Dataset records
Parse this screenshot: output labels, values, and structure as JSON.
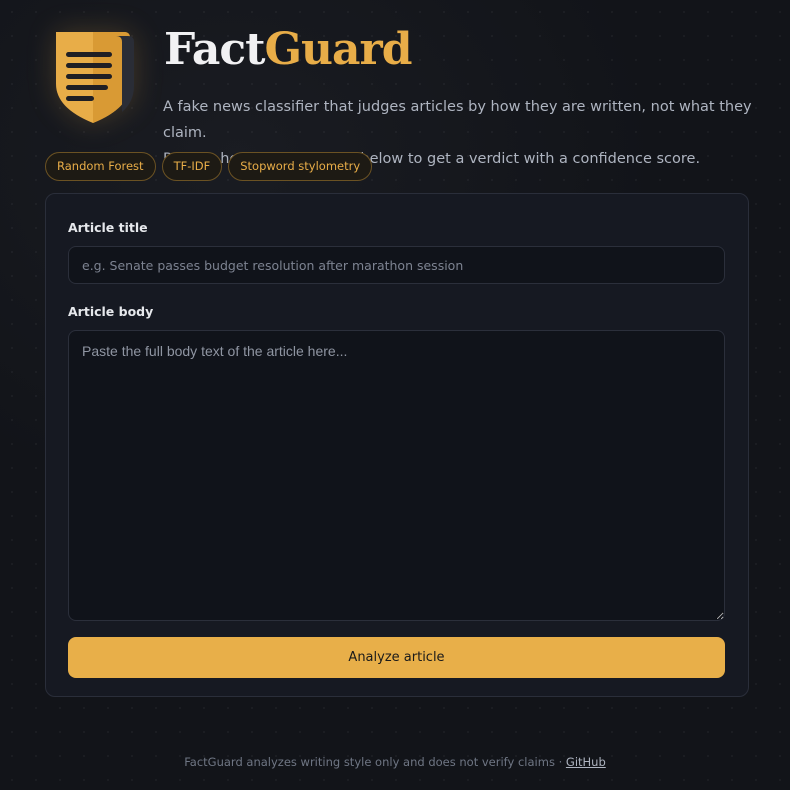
{
  "app": {
    "logo_icon": "shield-document-icon",
    "brand_part1": "Fact",
    "brand_part2": "Guard",
    "brand_accent_color": "#e8ad48",
    "description_line1": "A fake news classifier that judges articles by how they are written, not what they claim.",
    "description_line2": "Paste a headline and story below to get a verdict with a confidence score."
  },
  "tags": [
    "Random Forest",
    "TF-IDF",
    "Stopword stylometry"
  ],
  "form": {
    "title_label": "Article title",
    "title_placeholder": "e.g. Senate passes budget resolution after marathon session",
    "title_value": "",
    "body_label": "Article body",
    "body_placeholder": "Paste the full body text of the article here...",
    "body_value": "",
    "submit_label": "Analyze article",
    "submit_color": "#e8af49"
  },
  "footer": {
    "text": "FactGuard analyzes writing style only and does not verify claims · ",
    "link_label": "GitHub"
  }
}
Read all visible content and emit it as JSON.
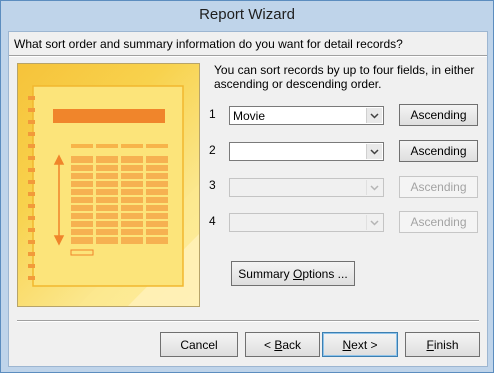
{
  "window": {
    "title": "Report Wizard"
  },
  "question": "What sort order and summary information do you want for detail records?",
  "instructions": "You can sort records by up to four fields, in either ascending or descending order.",
  "sort_rows": [
    {
      "number": "1",
      "field": "Movie",
      "order": "Ascending",
      "enabled": true
    },
    {
      "number": "2",
      "field": "",
      "order": "Ascending",
      "enabled": true
    },
    {
      "number": "3",
      "field": "",
      "order": "Ascending",
      "enabled": false
    },
    {
      "number": "4",
      "field": "",
      "order": "Ascending",
      "enabled": false
    }
  ],
  "summary_button": {
    "label_pre": "Summary ",
    "label_accel": "O",
    "label_post": "ptions ..."
  },
  "footer": {
    "cancel": "Cancel",
    "back_pre": "< ",
    "back_accel": "B",
    "back_post": "ack",
    "next_accel": "N",
    "next_post": "ext >",
    "finish_accel": "F",
    "finish_post": "inish"
  },
  "colors": {
    "accent_border": "#3c7fb1",
    "title_bar": "#bfd4ea",
    "illustration": "#f8d24d"
  },
  "icons": {
    "combo_arrow": "chevron-down-icon",
    "illustration": "report-layout-illustration"
  }
}
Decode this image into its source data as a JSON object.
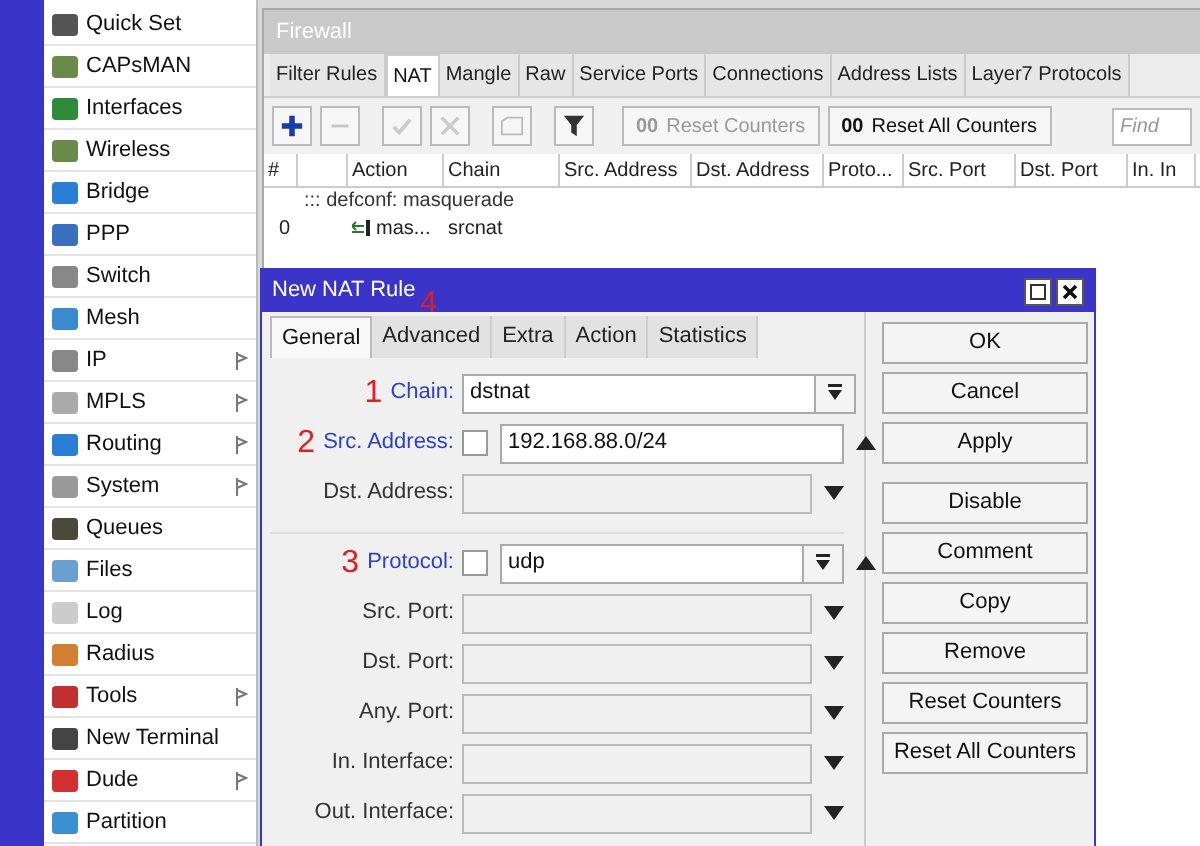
{
  "sidebar": {
    "items": [
      {
        "label": "Quick Set",
        "submenu": false,
        "color": "#555555"
      },
      {
        "label": "CAPsMAN",
        "submenu": false,
        "color": "#6a8a4a"
      },
      {
        "label": "Interfaces",
        "submenu": false,
        "color": "#2e8b3a"
      },
      {
        "label": "Wireless",
        "submenu": false,
        "color": "#6a8a4a"
      },
      {
        "label": "Bridge",
        "submenu": false,
        "color": "#2a7fd4"
      },
      {
        "label": "PPP",
        "submenu": false,
        "color": "#3a6fc0"
      },
      {
        "label": "Switch",
        "submenu": false,
        "color": "#888888"
      },
      {
        "label": "Mesh",
        "submenu": false,
        "color": "#3a8ad0"
      },
      {
        "label": "IP",
        "submenu": true,
        "color": "#888888"
      },
      {
        "label": "MPLS",
        "submenu": true,
        "color": "#aaaaaa"
      },
      {
        "label": "Routing",
        "submenu": true,
        "color": "#2a7fd4"
      },
      {
        "label": "System",
        "submenu": true,
        "color": "#999999"
      },
      {
        "label": "Queues",
        "submenu": false,
        "color": "#4a4a3a"
      },
      {
        "label": "Files",
        "submenu": false,
        "color": "#6aa0d0"
      },
      {
        "label": "Log",
        "submenu": false,
        "color": "#cccccc"
      },
      {
        "label": "Radius",
        "submenu": false,
        "color": "#d08030"
      },
      {
        "label": "Tools",
        "submenu": true,
        "color": "#c03030"
      },
      {
        "label": "New Terminal",
        "submenu": false,
        "color": "#444444"
      },
      {
        "label": "Dude",
        "submenu": true,
        "color": "#d03030"
      },
      {
        "label": "Partition",
        "submenu": false,
        "color": "#3a90d0"
      }
    ]
  },
  "firewall": {
    "title": "Firewall",
    "tabs": [
      {
        "label": "Filter Rules",
        "selected": false
      },
      {
        "label": "NAT",
        "selected": true
      },
      {
        "label": "Mangle",
        "selected": false
      },
      {
        "label": "Raw",
        "selected": false
      },
      {
        "label": "Service Ports",
        "selected": false
      },
      {
        "label": "Connections",
        "selected": false
      },
      {
        "label": "Address Lists",
        "selected": false
      },
      {
        "label": "Layer7 Protocols",
        "selected": false
      }
    ],
    "toolbar": {
      "reset_counters": {
        "icon_text": "00",
        "label": "Reset Counters",
        "disabled": true
      },
      "reset_all_counters": {
        "icon_text": "00",
        "label": "Reset All Counters",
        "disabled": false
      },
      "find": {
        "placeholder": "Find"
      }
    },
    "table": {
      "columns": [
        "#",
        "Action",
        "Chain",
        "Src. Address",
        "Dst. Address",
        "Proto...",
        "Src. Port",
        "Dst. Port",
        "In. In"
      ],
      "rows": [
        {
          "kind": "comment",
          "text": "::: defconf: masquerade"
        },
        {
          "kind": "rule",
          "number": "0",
          "action": "mas...",
          "chain": "srcnat"
        }
      ]
    }
  },
  "dialog": {
    "title": "New NAT Rule",
    "tabs": [
      {
        "label": "General",
        "selected": true
      },
      {
        "label": "Advanced",
        "selected": false,
        "marker": "4"
      },
      {
        "label": "Extra",
        "selected": false
      },
      {
        "label": "Action",
        "selected": false
      },
      {
        "label": "Statistics",
        "selected": false
      }
    ],
    "fields": [
      {
        "kind": "select",
        "label": "Chain:",
        "marker": "1",
        "set": true,
        "value": "dstnat"
      },
      {
        "kind": "condition",
        "label": "Src. Address:",
        "marker": "2",
        "set": true,
        "value": "192.168.88.0/24",
        "expanded": true,
        "negated": false,
        "dropdown": false
      },
      {
        "kind": "condition",
        "label": "Dst. Address:",
        "set": false,
        "expanded": false
      },
      {
        "kind": "separator"
      },
      {
        "kind": "condition",
        "label": "Protocol:",
        "marker": "3",
        "set": true,
        "value": "udp",
        "expanded": true,
        "negated": false,
        "dropdown": true
      },
      {
        "kind": "condition",
        "label": "Src. Port:",
        "set": false,
        "expanded": false
      },
      {
        "kind": "condition",
        "label": "Dst. Port:",
        "set": false,
        "expanded": false
      },
      {
        "kind": "condition",
        "label": "Any. Port:",
        "set": false,
        "expanded": false
      },
      {
        "kind": "condition",
        "label": "In. Interface:",
        "set": false,
        "expanded": false
      },
      {
        "kind": "condition",
        "label": "Out. Interface:",
        "set": false,
        "expanded": false
      }
    ],
    "button_groups": [
      [
        "OK",
        "Cancel",
        "Apply"
      ],
      [
        "Disable",
        "Comment",
        "Copy",
        "Remove",
        "Reset Counters",
        "Reset All Counters"
      ]
    ]
  }
}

> [Required work]
Without the pictures, copy the material exactly as given.

> [Reply]
Parse this screenshot: output labels, values, and structure as JSON.
{
  "app": {
    "logo_icon": "shield-document-icon",
    "brand_part1": "Fact",
    "brand_part2": "Guard",
    "brand_accent_color": "#e8ad48",
    "description_line1": "A fake news classifier that judges articles by how they are written, not what they claim.",
    "description_line2": "Paste a headline and story below to get a verdict with a confidence score."
  },
  "tags": [
    "Random Forest",
    "TF-IDF",
    "Stopword stylometry"
  ],
  "form": {
    "title_label": "Article title",
    "title_placeholder": "e.g. Senate passes budget resolution after marathon session",
    "title_value": "",
    "body_label": "Article body",
    "body_placeholder": "Paste the full body text of the article here...",
    "body_value": "",
    "submit_label": "Analyze article",
    "submit_color": "#e8af49"
  },
  "footer": {
    "text": "FactGuard analyzes writing style only and does not verify claims · ",
    "link_label": "GitHub"
  }
}
Read all visible content and emit it as JSON.
{
  "window": {
    "title": "Report Wizard"
  },
  "question": "What sort order and summary information do you want for detail records?",
  "instructions": "You can sort records by up to four fields, in either ascending or descending order.",
  "sort_rows": [
    {
      "number": "1",
      "field": "Movie",
      "order": "Ascending",
      "enabled": true
    },
    {
      "number": "2",
      "field": "",
      "order": "Ascending",
      "enabled": true
    },
    {
      "number": "3",
      "field": "",
      "order": "Ascending",
      "enabled": false
    },
    {
      "number": "4",
      "field": "",
      "order": "Ascending",
      "enabled": false
    }
  ],
  "summary_button": {
    "label_pre": "Summary ",
    "label_accel": "O",
    "label_post": "ptions ..."
  },
  "footer": {
    "cancel": "Cancel",
    "back_pre": "< ",
    "back_accel": "B",
    "back_post": "ack",
    "next_accel": "N",
    "next_post": "ext >",
    "finish_accel": "F",
    "finish_post": "inish"
  },
  "colors": {
    "accent_border": "#3c7fb1",
    "title_bar": "#bfd4ea",
    "illustration": "#f8d24d"
  },
  "icons": {
    "combo_arrow": "chevron-down-icon",
    "illustration": "report-layout-illustration"
  }
}
Decode this image into its source data as a JSON object.
{
  "sidebar": {
    "items": [
      {
        "label": "Quick Set",
        "submenu": false,
        "color": "#555555"
      },
      {
        "label": "CAPsMAN",
        "submenu": false,
        "color": "#6a8a4a"
      },
      {
        "label": "Interfaces",
        "submenu": false,
        "color": "#2e8b3a"
      },
      {
        "label": "Wireless",
        "submenu": false,
        "color": "#6a8a4a"
      },
      {
        "label": "Bridge",
        "submenu": false,
        "color": "#2a7fd4"
      },
      {
        "label": "PPP",
        "submenu": false,
        "color": "#3a6fc0"
      },
      {
        "label": "Switch",
        "submenu": false,
        "color": "#888888"
      },
      {
        "label": "Mesh",
        "submenu": false,
        "color": "#3a8ad0"
      },
      {
        "label": "IP",
        "submenu": true,
        "color": "#888888"
      },
      {
        "label": "MPLS",
        "submenu": true,
        "color": "#aaaaaa"
      },
      {
        "label": "Routing",
        "submenu": true,
        "color": "#2a7fd4"
      },
      {
        "label": "System",
        "submenu": true,
        "color": "#999999"
      },
      {
        "label": "Queues",
        "submenu": false,
        "color": "#4a4a3a"
      },
      {
        "label": "Files",
        "submenu": false,
        "color": "#6aa0d0"
      },
      {
        "label": "Log",
        "submenu": false,
        "color": "#cccccc"
      },
      {
        "label": "Radius",
        "submenu": false,
        "color": "#d08030"
      },
      {
        "label": "Tools",
        "submenu": true,
        "color": "#c03030"
      },
      {
        "label": "New Terminal",
        "submenu": false,
        "color": "#444444"
      },
      {
        "label": "Dude",
        "submenu": true,
        "color": "#d03030"
      },
      {
        "label": "Partition",
        "submenu": false,
        "color": "#3a90d0"
      }
    ]
  },
  "firewall": {
    "title": "Firewall",
    "tabs": [
      {
        "label": "Filter Rules",
        "selected": false
      },
      {
        "label": "NAT",
        "selected": true
      },
      {
        "label": "Mangle",
        "selected": false
      },
      {
        "label": "Raw",
        "selected": false
      },
      {
        "label": "Service Ports",
        "selected": false
      },
      {
        "label": "Connections",
        "selected": false
      },
      {
        "label": "Address Lists",
        "selected": false
      },
      {
        "label": "Layer7 Protocols",
        "selected": false
      }
    ],
    "toolbar": {
      "reset_counters": {
        "icon_text": "00",
        "label": "Reset Counters",
        "disabled": true
      },
      "reset_all_counters": {
        "icon_text": "00",
        "label": "Reset All Counters",
        "disabled": false
      },
      "find": {
        "placeholder": "Find"
      }
    },
    "table": {
      "columns": [
        "#",
        "Action",
        "Chain",
        "Src. Address",
        "Dst. Address",
        "Proto...",
        "Src. Port",
        "Dst. Port",
        "In. In"
      ],
      "rows": [
        {
          "kind": "comment",
          "text": "::: defconf: masquerade"
        },
        {
          "kind": "rule",
          "number": "0",
          "action": "mas...",
          "chain": "srcnat"
        }
      ]
    }
  },
  "dialog": {
    "title": "New NAT Rule",
    "tabs": [
      {
        "label": "General",
        "selected": true
      },
      {
        "label": "Advanced",
        "selected": false,
        "marker": "4"
      },
      {
        "label": "Extra",
        "selected": false
      },
      {
        "label": "Action",
        "selected": false
      },
      {
        "label": "Statistics",
        "selected": false
      }
    ],
    "fields": [
      {
        "kind": "select",
        "label": "Chain:",
        "marker": "1",
        "set": true,
        "value": "dstnat"
      },
      {
        "kind": "condition",
        "label": "Src. Address:",
        "marker": "2",
        "set": true,
        "value": "192.168.88.0/24",
        "expanded": true,
        "negated": false,
        "dropdown": false
      },
      {
        "kind": "condition",
        "label": "Dst. Address:",
        "set": false,
        "expanded": false
      },
      {
        "kind": "separator"
      },
      {
        "kind": "condition",
        "label": "Protocol:",
        "marker": "3",
        "set": true,
        "value": "udp",
        "expanded": true,
        "negated": false,
        "dropdown": true
      },
      {
        "kind": "condition",
        "label": "Src. Port:",
        "set": false,
        "expanded": false
      },
      {
        "kind": "condition",
        "label": "Dst. Port:",
        "set": false,
        "expanded": false
      },
      {
        "kind": "condition",
        "label": "Any. Port:",
        "set": false,
        "expanded": false
      },
      {
        "kind": "condition",
        "label": "In. Interface:",
        "set": false,
        "expanded": false
      },
      {
        "kind": "condition",
        "label": "Out. Interface:",
        "set": false,
        "expanded": false
      }
    ],
    "button_groups": [
      [
        "OK",
        "Cancel",
        "Apply"
      ],
      [
        "Disable",
        "Comment",
        "Copy",
        "Remove",
        "Reset Counters",
        "Reset All Counters"
      ]
    ]
  }
}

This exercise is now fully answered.